● **TASK INPUTS**
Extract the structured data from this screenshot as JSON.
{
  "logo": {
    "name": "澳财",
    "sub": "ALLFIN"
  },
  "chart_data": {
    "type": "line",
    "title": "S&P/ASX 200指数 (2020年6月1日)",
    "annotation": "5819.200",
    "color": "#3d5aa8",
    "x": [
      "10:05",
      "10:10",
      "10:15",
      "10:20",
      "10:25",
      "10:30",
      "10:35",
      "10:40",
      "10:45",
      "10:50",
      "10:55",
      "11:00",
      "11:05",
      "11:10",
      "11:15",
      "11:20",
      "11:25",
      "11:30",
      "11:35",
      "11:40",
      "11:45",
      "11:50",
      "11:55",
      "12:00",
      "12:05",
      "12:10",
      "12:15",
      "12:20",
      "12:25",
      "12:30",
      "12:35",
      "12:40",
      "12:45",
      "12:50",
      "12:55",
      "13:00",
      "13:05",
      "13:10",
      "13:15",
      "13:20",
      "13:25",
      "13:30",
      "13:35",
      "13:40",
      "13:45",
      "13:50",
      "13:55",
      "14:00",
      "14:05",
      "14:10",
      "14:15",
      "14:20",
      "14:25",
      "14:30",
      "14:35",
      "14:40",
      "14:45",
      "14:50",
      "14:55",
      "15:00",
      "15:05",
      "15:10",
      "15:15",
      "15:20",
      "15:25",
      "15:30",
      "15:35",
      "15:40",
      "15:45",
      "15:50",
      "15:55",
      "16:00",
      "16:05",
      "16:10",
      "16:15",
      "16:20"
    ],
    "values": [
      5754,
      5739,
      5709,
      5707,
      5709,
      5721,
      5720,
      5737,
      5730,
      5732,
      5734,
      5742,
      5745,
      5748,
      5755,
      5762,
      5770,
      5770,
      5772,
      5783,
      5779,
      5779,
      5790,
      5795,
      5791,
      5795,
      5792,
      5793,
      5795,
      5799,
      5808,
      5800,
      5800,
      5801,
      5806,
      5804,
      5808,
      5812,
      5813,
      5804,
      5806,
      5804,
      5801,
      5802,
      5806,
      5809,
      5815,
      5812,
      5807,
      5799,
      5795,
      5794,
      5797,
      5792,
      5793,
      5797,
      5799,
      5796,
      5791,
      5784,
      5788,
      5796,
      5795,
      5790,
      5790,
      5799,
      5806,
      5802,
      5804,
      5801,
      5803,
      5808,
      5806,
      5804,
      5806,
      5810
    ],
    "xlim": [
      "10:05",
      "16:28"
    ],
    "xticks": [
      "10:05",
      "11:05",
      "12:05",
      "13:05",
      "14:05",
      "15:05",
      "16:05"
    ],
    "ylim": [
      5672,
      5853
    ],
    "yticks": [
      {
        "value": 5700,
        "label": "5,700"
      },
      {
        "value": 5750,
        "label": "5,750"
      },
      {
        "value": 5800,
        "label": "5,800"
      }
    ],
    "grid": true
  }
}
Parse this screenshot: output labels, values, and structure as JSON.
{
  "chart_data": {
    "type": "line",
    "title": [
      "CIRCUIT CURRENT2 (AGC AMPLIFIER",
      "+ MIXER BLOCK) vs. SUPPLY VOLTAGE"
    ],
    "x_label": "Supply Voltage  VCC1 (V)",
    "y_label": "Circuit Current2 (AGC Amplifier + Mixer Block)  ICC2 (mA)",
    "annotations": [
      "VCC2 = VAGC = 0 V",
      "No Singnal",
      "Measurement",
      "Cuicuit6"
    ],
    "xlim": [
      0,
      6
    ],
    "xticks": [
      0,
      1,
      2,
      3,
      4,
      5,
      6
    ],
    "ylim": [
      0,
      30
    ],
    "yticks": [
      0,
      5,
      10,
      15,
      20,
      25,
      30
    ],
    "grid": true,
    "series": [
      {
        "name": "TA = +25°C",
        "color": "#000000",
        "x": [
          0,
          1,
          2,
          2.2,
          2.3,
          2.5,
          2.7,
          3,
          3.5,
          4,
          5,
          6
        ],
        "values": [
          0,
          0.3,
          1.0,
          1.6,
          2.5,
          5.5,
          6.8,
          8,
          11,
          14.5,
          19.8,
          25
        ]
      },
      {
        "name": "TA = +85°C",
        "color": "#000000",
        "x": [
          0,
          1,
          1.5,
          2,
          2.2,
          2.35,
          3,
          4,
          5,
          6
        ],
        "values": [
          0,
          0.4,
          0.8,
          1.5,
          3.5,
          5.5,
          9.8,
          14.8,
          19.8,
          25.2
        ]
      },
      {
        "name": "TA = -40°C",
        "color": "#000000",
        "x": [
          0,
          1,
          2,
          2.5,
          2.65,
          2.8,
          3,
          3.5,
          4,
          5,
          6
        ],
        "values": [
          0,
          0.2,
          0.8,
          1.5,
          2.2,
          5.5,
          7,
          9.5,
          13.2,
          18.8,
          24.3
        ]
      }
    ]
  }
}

● **OBJECTIVE**
Your task is to quote all of the data word for word.

● **WORKED SOLUTION**
Extract the structured data from this screenshot as JSON.
{
  "logo": {
    "name": "澳财",
    "sub": "ALLFIN"
  },
  "chart_data": {
    "type": "line",
    "title": "S&P/ASX 200指数 (2020年6月1日)",
    "annotation": "5819.200",
    "color": "#3d5aa8",
    "x": [
      "10:05",
      "10:10",
      "10:15",
      "10:20",
      "10:25",
      "10:30",
      "10:35",
      "10:40",
      "10:45",
      "10:50",
      "10:55",
      "11:00",
      "11:05",
      "11:10",
      "11:15",
      "11:20",
      "11:25",
      "11:30",
      "11:35",
      "11:40",
      "11:45",
      "11:50",
      "11:55",
      "12:00",
      "12:05",
      "12:10",
      "12:15",
      "12:20",
      "12:25",
      "12:30",
      "12:35",
      "12:40",
      "12:45",
      "12:50",
      "12:55",
      "13:00",
      "13:05",
      "13:10",
      "13:15",
      "13:20",
      "13:25",
      "13:30",
      "13:35",
      "13:40",
      "13:45",
      "13:50",
      "13:55",
      "14:00",
      "14:05",
      "14:10",
      "14:15",
      "14:20",
      "14:25",
      "14:30",
      "14:35",
      "14:40",
      "14:45",
      "14:50",
      "14:55",
      "15:00",
      "15:05",
      "15:10",
      "15:15",
      "15:20",
      "15:25",
      "15:30",
      "15:35",
      "15:40",
      "15:45",
      "15:50",
      "15:55",
      "16:00",
      "16:05",
      "16:10",
      "16:15",
      "16:20"
    ],
    "values": [
      5754,
      5739,
      5709,
      5707,
      5709,
      5721,
      5720,
      5737,
      5730,
      5732,
      5734,
      5742,
      5745,
      5748,
      5755,
      5762,
      5770,
      5770,
      5772,
      5783,
      5779,
      5779,
      5790,
      5795,
      5791,
      5795,
      5792,
      5793,
      5795,
      5799,
      5808,
      5800,
      5800,
      5801,
      5806,
      5804,
      5808,
      5812,
      5813,
      5804,
      5806,
      5804,
      5801,
      5802,
      5806,
      5809,
      5815,
      5812,
      5807,
      5799,
      5795,
      5794,
      5797,
      5792,
      5793,
      5797,
      5799,
      5796,
      5791,
      5784,
      5788,
      5796,
      5795,
      5790,
      5790,
      5799,
      5806,
      5802,
      5804,
      5801,
      5803,
      5808,
      5806,
      5804,
      5806,
      5810
    ],
    "xlim": [
      "10:05",
      "16:28"
    ],
    "xticks": [
      "10:05",
      "11:05",
      "12:05",
      "13:05",
      "14:05",
      "15:05",
      "16:05"
    ],
    "ylim": [
      5672,
      5853
    ],
    "yticks": [
      {
        "value": 5700,
        "label": "5,700"
      },
      {
        "value": 5750,
        "label": "5,750"
      },
      {
        "value": 5800,
        "label": "5,800"
      }
    ],
    "grid": true
  }
}
Parse this screenshot: output labels, values, and structure as JSON.
{
  "chart_data": {
    "type": "line",
    "title": [
      "CIRCUIT CURRENT2 (AGC AMPLIFIER",
      "+ MIXER BLOCK) vs. SUPPLY VOLTAGE"
    ],
    "x_label": "Supply Voltage  VCC1 (V)",
    "y_label": "Circuit Current2 (AGC Amplifier + Mixer Block)  ICC2 (mA)",
    "annotations": [
      "VCC2 = VAGC = 0 V",
      "No Singnal",
      "Measurement",
      "Cuicuit6"
    ],
    "xlim": [
      0,
      6
    ],
    "xticks": [
      0,
      1,
      2,
      3,
      4,
      5,
      6
    ],
    "ylim": [
      0,
      30
    ],
    "yticks": [
      0,
      5,
      10,
      15,
      20,
      25,
      30
    ],
    "grid": true,
    "series": [
      {
        "name": "TA = +25°C",
        "color": "#000000",
        "x": [
          0,
          1,
          2,
          2.2,
          2.3,
          2.5,
          2.7,
          3,
          3.5,
          4,
          5,
          6
        ],
        "values": [
          0,
          0.3,
          1.0,
          1.6,
          2.5,
          5.5,
          6.8,
          8,
          11,
          14.5,
          19.8,
          25
        ]
      },
      {
        "name": "TA = +85°C",
        "color": "#000000",
        "x": [
          0,
          1,
          1.5,
          2,
          2.2,
          2.35,
          3,
          4,
          5,
          6
        ],
        "values": [
          0,
          0.4,
          0.8,
          1.5,
          3.5,
          5.5,
          9.8,
          14.8,
          19.8,
          25.2
        ]
      },
      {
        "name": "TA = -40°C",
        "color": "#000000",
        "x": [
          0,
          1,
          2,
          2.5,
          2.65,
          2.8,
          3,
          3.5,
          4,
          5,
          6
        ],
        "values": [
          0,
          0.2,
          0.8,
          1.5,
          2.2,
          5.5,
          7,
          9.5,
          13.2,
          18.8,
          24.3
        ]
      }
    ]
  }
}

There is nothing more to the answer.